==== Items ====

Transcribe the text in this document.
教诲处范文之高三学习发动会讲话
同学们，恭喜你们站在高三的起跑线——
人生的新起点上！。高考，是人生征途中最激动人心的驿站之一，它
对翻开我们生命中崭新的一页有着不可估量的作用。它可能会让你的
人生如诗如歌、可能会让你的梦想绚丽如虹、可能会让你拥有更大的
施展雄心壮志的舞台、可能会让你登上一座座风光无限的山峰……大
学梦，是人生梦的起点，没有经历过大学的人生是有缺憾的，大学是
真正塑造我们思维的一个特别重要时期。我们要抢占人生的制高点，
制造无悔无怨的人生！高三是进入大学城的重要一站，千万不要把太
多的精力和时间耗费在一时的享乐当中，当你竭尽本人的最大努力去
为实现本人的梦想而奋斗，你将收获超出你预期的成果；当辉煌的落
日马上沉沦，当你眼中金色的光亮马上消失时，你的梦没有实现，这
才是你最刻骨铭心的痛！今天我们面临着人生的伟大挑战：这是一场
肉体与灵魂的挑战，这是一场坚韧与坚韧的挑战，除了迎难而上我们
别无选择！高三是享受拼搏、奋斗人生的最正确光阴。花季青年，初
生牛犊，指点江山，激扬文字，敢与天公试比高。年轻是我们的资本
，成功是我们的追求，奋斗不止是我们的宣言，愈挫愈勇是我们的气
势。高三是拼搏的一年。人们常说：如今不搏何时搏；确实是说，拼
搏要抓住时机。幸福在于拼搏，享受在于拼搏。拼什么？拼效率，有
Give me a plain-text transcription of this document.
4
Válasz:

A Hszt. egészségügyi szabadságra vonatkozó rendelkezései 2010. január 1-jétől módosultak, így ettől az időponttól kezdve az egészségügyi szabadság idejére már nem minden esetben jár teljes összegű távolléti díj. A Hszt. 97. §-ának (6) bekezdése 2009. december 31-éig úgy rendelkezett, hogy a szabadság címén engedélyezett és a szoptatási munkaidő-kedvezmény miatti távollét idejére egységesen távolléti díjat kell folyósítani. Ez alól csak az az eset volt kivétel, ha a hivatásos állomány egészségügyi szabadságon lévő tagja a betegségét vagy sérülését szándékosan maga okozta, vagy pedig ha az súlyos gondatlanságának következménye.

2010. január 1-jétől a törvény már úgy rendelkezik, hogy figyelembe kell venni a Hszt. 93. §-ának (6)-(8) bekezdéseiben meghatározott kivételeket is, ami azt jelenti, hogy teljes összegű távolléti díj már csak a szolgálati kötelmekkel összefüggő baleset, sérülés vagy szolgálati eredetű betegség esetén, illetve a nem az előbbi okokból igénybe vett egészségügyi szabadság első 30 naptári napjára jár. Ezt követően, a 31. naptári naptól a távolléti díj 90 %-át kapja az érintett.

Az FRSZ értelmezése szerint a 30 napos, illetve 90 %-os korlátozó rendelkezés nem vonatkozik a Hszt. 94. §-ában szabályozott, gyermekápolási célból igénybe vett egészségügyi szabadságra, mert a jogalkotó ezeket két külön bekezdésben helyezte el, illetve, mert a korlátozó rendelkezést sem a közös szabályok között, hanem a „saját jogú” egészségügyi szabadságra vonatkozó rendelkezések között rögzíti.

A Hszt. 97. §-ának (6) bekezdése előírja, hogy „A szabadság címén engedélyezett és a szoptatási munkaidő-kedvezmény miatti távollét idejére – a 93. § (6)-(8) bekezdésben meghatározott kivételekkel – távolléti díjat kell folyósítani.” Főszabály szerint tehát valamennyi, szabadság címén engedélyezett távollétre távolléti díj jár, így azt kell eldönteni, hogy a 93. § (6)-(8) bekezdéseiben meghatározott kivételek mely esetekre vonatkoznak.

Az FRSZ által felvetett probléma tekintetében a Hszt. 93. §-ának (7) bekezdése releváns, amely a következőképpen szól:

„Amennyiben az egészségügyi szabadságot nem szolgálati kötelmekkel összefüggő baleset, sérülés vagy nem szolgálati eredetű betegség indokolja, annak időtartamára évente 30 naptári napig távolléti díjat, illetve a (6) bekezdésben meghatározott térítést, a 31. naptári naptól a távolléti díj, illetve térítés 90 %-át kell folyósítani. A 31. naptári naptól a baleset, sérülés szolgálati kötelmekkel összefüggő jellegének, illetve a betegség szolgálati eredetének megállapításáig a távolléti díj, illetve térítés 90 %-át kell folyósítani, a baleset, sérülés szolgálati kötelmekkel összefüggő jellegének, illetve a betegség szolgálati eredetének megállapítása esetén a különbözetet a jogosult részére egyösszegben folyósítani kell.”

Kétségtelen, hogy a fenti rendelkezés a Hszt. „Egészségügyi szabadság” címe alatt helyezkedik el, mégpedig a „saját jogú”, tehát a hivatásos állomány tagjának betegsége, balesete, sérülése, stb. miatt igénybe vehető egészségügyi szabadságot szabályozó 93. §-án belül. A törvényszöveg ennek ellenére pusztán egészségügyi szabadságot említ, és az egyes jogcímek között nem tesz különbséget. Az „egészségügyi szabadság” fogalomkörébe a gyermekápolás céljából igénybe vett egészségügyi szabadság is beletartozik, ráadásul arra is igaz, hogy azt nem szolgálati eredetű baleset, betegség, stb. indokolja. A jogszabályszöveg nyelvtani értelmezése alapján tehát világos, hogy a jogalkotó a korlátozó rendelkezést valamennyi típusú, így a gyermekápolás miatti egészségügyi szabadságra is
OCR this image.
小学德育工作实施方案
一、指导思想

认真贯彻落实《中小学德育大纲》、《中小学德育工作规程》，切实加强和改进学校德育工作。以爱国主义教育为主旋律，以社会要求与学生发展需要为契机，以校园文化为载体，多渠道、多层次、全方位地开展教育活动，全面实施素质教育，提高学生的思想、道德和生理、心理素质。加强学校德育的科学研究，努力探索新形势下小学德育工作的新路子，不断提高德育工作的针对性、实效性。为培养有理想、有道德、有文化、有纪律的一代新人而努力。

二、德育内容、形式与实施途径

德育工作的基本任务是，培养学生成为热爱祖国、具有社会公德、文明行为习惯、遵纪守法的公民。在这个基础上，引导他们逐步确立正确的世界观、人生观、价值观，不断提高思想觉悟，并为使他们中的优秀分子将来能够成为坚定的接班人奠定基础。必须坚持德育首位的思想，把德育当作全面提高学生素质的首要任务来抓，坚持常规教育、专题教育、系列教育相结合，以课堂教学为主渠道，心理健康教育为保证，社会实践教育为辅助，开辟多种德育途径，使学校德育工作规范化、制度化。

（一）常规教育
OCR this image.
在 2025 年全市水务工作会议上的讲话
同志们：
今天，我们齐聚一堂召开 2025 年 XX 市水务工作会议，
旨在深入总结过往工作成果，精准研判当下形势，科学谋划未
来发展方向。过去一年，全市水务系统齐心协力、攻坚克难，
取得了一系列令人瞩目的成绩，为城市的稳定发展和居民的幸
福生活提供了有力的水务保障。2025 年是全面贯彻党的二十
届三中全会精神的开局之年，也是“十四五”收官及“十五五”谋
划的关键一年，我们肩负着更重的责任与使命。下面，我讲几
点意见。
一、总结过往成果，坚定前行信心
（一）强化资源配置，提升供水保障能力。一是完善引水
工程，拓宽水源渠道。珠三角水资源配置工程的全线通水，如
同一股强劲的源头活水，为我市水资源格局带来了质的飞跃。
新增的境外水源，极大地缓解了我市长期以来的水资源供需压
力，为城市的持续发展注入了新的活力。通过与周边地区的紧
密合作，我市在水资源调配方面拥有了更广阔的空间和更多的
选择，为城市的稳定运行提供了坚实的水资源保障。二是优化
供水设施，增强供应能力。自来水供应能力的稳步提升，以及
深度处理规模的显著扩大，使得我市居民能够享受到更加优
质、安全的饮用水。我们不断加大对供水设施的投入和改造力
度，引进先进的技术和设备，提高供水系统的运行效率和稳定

====

▶ [Requirements]: Repeat each record exactly, leaving nothing out.

▶ [Solution]:
Transcribe the text in this document.
教诲处范文之高三学习发动会讲话
同学们，恭喜你们站在高三的起跑线——
人生的新起点上！。高考，是人生征途中最激动人心的驿站之一，它
对翻开我们生命中崭新的一页有着不可估量的作用。它可能会让你的
人生如诗如歌、可能会让你的梦想绚丽如虹、可能会让你拥有更大的
施展雄心壮志的舞台、可能会让你登上一座座风光无限的山峰……大
学梦，是人生梦的起点，没有经历过大学的人生是有缺憾的，大学是
真正塑造我们思维的一个特别重要时期。我们要抢占人生的制高点，
制造无悔无怨的人生！高三是进入大学城的重要一站，千万不要把太
多的精力和时间耗费在一时的享乐当中，当你竭尽本人的最大努力去
为实现本人的梦想而奋斗，你将收获超出你预期的成果；当辉煌的落
日马上沉沦，当你眼中金色的光亮马上消失时，你的梦没有实现，这
才是你最刻骨铭心的痛！今天我们面临着人生的伟大挑战：这是一场
肉体与灵魂的挑战，这是一场坚韧与坚韧的挑战，除了迎难而上我们
别无选择！高三是享受拼搏、奋斗人生的最正确光阴。花季青年，初
生牛犊，指点江山，激扬文字，敢与天公试比高。年轻是我们的资本
，成功是我们的追求，奋斗不止是我们的宣言，愈挫愈勇是我们的气
势。高三是拼搏的一年。人们常说：如今不搏何时搏；确实是说，拼
搏要抓住时机。幸福在于拼搏，享受在于拼搏。拼什么？拼效率，有
Give me a plain-text transcription of this document.
4
Válasz:

A Hszt. egészségügyi szabadságra vonatkozó rendelkezései 2010. január 1-jétől módosultak, így ettől az időponttól kezdve az egészségügyi szabadság idejére már nem minden esetben jár teljes összegű távolléti díj. A Hszt. 97. §-ának (6) bekezdése 2009. december 31-éig úgy rendelkezett, hogy a szabadság címén engedélyezett és a szoptatási munkaidő-kedvezmény miatti távollét idejére egységesen távolléti díjat kell folyósítani. Ez alól csak az az eset volt kivétel, ha a hivatásos állomány egészségügyi szabadságon lévő tagja a betegségét vagy sérülését szándékosan maga okozta, vagy pedig ha az súlyos gondatlanságának következménye.

2010. január 1-jétől a törvény már úgy rendelkezik, hogy figyelembe kell venni a Hszt. 93. §-ának (6)-(8) bekezdéseiben meghatározott kivételeket is, ami azt jelenti, hogy teljes összegű távolléti díj már csak a szolgálati kötelmekkel összefüggő baleset, sérülés vagy szolgálati eredetű betegség esetén, illetve a nem az előbbi okokból igénybe vett egészségügyi szabadság első 30 naptári napjára jár. Ezt követően, a 31. naptári naptól a távolléti díj 90 %-át kapja az érintett.

Az FRSZ értelmezése szerint a 30 napos, illetve 90 %-os korlátozó rendelkezés nem vonatkozik a Hszt. 94. §-ában szabályozott, gyermekápolási célból igénybe vett egészségügyi szabadságra, mert a jogalkotó ezeket két külön bekezdésben helyezte el, illetve, mert a korlátozó rendelkezést sem a közös szabályok között, hanem a „saját jogú” egészségügyi szabadságra vonatkozó rendelkezések között rögzíti.

A Hszt. 97. §-ának (6) bekezdése előírja, hogy „A szabadság címén engedélyezett és a szoptatási munkaidő-kedvezmény miatti távollét idejére – a 93. § (6)-(8) bekezdésben meghatározott kivételekkel – távolléti díjat kell folyósítani.” Főszabály szerint tehát valamennyi, szabadság címén engedélyezett távollétre távolléti díj jár, így azt kell eldönteni, hogy a 93. § (6)-(8) bekezdéseiben meghatározott kivételek mely esetekre vonatkoznak.

Az FRSZ által felvetett probléma tekintetében a Hszt. 93. §-ának (7) bekezdése releváns, amely a következőképpen szól:

„Amennyiben az egészségügyi szabadságot nem szolgálati kötelmekkel összefüggő baleset, sérülés vagy nem szolgálati eredetű betegség indokolja, annak időtartamára évente 30 naptári napig távolléti díjat, illetve a (6) bekezdésben meghatározott térítést, a 31. naptári naptól a távolléti díj, illetve térítés 90 %-át kell folyósítani. A 31. naptári naptól a baleset, sérülés szolgálati kötelmekkel összefüggő jellegének, illetve a betegség szolgálati eredetének megállapításáig a távolléti díj, illetve térítés 90 %-át kell folyósítani, a baleset, sérülés szolgálati kötelmekkel összefüggő jellegének, illetve a betegség szolgálati eredetének megállapítása esetén a különbözetet a jogosult részére egyösszegben folyósítani kell.”

Kétségtelen, hogy a fenti rendelkezés a Hszt. „Egészségügyi szabadság” címe alatt helyezkedik el, mégpedig a „saját jogú”, tehát a hivatásos állomány tagjának betegsége, balesete, sérülése, stb. miatt igénybe vehető egészségügyi szabadságot szabályozó 93. §-án belül. A törvényszöveg ennek ellenére pusztán egészségügyi szabadságot említ, és az egyes jogcímek között nem tesz különbséget. Az „egészségügyi szabadság” fogalomkörébe a gyermekápolás céljából igénybe vett egészségügyi szabadság is beletartozik, ráadásul arra is igaz, hogy azt nem szolgálati eredetű baleset, betegség, stb. indokolja. A jogszabályszöveg nyelvtani értelmezése alapján tehát világos, hogy a jogalkotó a korlátozó rendelkezést valamennyi típusú, így a gyermekápolás miatti egészségügyi szabadságra is
OCR this image.
小学德育工作实施方案
一、指导思想

认真贯彻落实《中小学德育大纲》、《中小学德育工作规程》，切实加强和改进学校德育工作。以爱国主义教育为主旋律，以社会要求与学生发展需要为契机，以校园文化为载体，多渠道、多层次、全方位地开展教育活动，全面实施素质教育，提高学生的思想、道德和生理、心理素质。加强学校德育的科学研究，努力探索新形势下小学德育工作的新路子，不断提高德育工作的针对性、实效性。为培养有理想、有道德、有文化、有纪律的一代新人而努力。

二、德育内容、形式与实施途径

德育工作的基本任务是，培养学生成为热爱祖国、具有社会公德、文明行为习惯、遵纪守法的公民。在这个基础上，引导他们逐步确立正确的世界观、人生观、价值观，不断提高思想觉悟，并为使他们中的优秀分子将来能够成为坚定的接班人奠定基础。必须坚持德育首位的思想，把德育当作全面提高学生素质的首要任务来抓，坚持常规教育、专题教育、系列教育相结合，以课堂教学为主渠道，心理健康教育为保证，社会实践教育为辅助，开辟多种德育途径，使学校德育工作规范化、制度化。

（一）常规教育
OCR this image.
在 2025 年全市水务工作会议上的讲话
同志们：
今天，我们齐聚一堂召开 2025 年 XX 市水务工作会议，
旨在深入总结过往工作成果，精准研判当下形势，科学谋划未
来发展方向。过去一年，全市水务系统齐心协力、攻坚克难，
取得了一系列令人瞩目的成绩，为城市的稳定发展和居民的幸
福生活提供了有力的水务保障。2025 年是全面贯彻党的二十
届三中全会精神的开局之年，也是“十四五”收官及“十五五”谋
划的关键一年，我们肩负着更重的责任与使命。下面，我讲几
点意见。
一、总结过往成果，坚定前行信心
（一）强化资源配置，提升供水保障能力。一是完善引水
工程，拓宽水源渠道。珠三角水资源配置工程的全线通水，如
同一股强劲的源头活水，为我市水资源格局带来了质的飞跃。
新增的境外水源，极大地缓解了我市长期以来的水资源供需压
力，为城市的持续发展注入了新的活力。通过与周边地区的紧
密合作，我市在水资源调配方面拥有了更广阔的空间和更多的
选择，为城市的稳定运行提供了坚实的水资源保障。二是优化
供水设施，增强供应能力。自来水供应能力的稳步提升，以及
深度处理规模的显著扩大，使得我市居民能够享受到更加优
质、安全的饮用水。我们不断加大对供水设施的投入和改造力
度，引进先进的技术和设备，提高供水系统的运行效率和稳定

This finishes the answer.